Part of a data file
----

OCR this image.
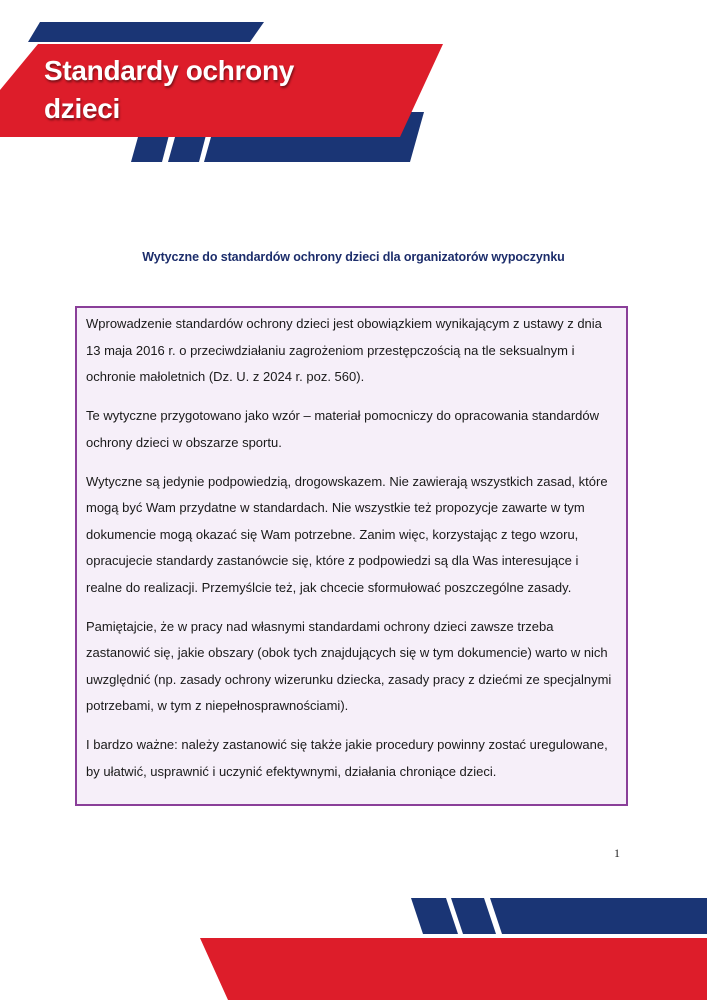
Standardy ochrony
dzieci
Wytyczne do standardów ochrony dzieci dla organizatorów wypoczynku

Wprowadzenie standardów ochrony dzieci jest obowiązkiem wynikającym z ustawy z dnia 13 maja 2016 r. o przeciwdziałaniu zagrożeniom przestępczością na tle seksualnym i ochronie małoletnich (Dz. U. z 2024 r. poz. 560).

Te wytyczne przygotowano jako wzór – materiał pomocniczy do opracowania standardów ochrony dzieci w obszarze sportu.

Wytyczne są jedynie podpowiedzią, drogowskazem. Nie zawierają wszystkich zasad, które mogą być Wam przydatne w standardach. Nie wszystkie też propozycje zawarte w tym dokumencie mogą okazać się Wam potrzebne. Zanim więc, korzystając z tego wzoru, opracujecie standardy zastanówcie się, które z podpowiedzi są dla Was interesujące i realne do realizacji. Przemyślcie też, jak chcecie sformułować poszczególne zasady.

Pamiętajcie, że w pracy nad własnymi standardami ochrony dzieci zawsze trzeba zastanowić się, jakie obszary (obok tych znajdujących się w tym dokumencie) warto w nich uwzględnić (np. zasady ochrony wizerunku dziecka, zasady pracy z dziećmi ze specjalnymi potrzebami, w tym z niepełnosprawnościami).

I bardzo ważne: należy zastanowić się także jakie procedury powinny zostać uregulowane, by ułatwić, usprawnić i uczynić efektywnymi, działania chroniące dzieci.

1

----

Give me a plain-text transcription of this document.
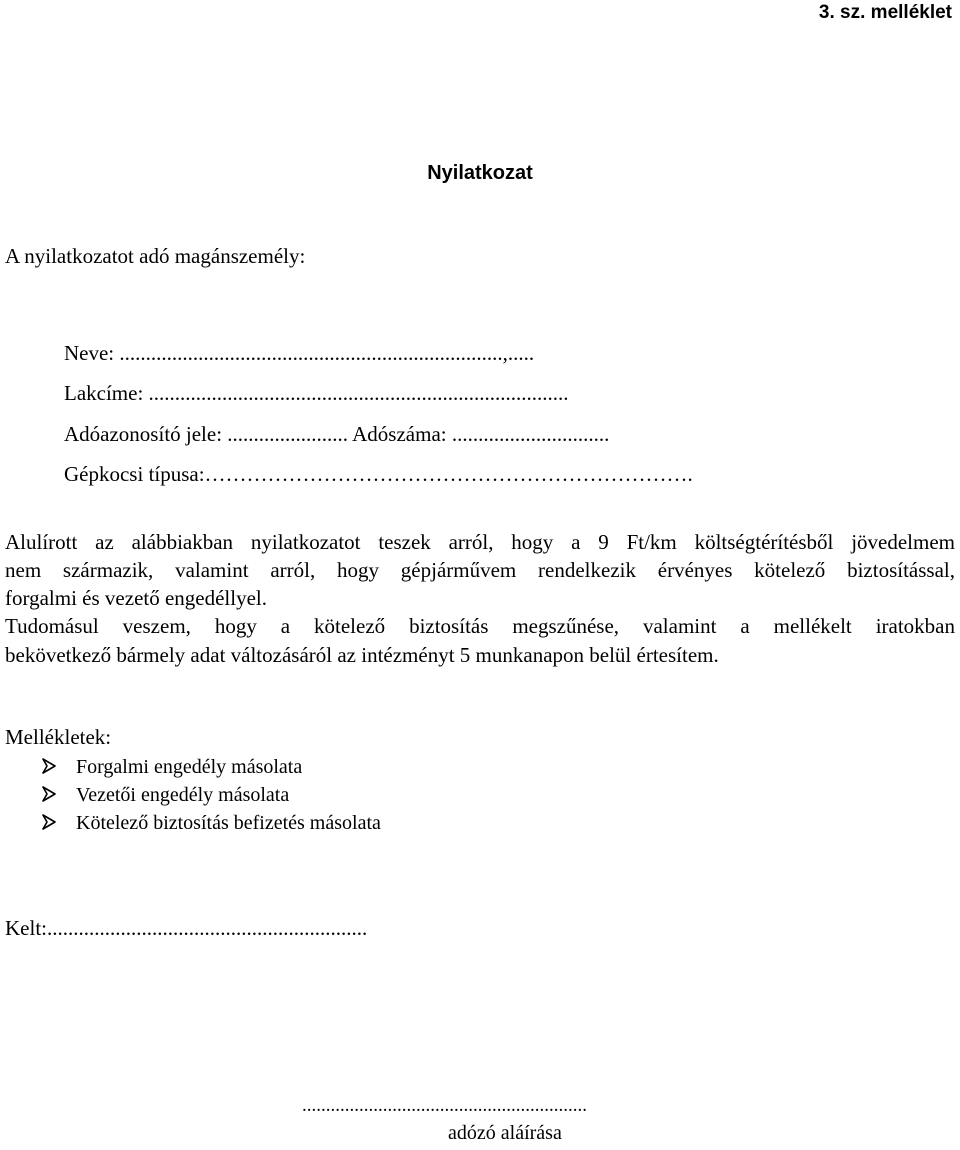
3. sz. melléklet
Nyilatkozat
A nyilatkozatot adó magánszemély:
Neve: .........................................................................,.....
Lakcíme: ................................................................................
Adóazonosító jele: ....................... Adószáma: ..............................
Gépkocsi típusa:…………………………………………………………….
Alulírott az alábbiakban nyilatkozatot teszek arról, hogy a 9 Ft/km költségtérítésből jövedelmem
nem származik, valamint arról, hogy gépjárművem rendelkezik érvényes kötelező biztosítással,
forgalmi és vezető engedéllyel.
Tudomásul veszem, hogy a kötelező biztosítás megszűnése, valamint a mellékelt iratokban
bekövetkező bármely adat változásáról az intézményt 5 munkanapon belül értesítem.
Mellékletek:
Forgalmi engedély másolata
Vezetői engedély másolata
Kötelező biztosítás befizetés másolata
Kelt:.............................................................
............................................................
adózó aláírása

----

* Given instruction
Track down all lines above with the string "engedély" and copy them.

* Worked solution
Forgalmi engedély másolata
Vezetői engedély másolata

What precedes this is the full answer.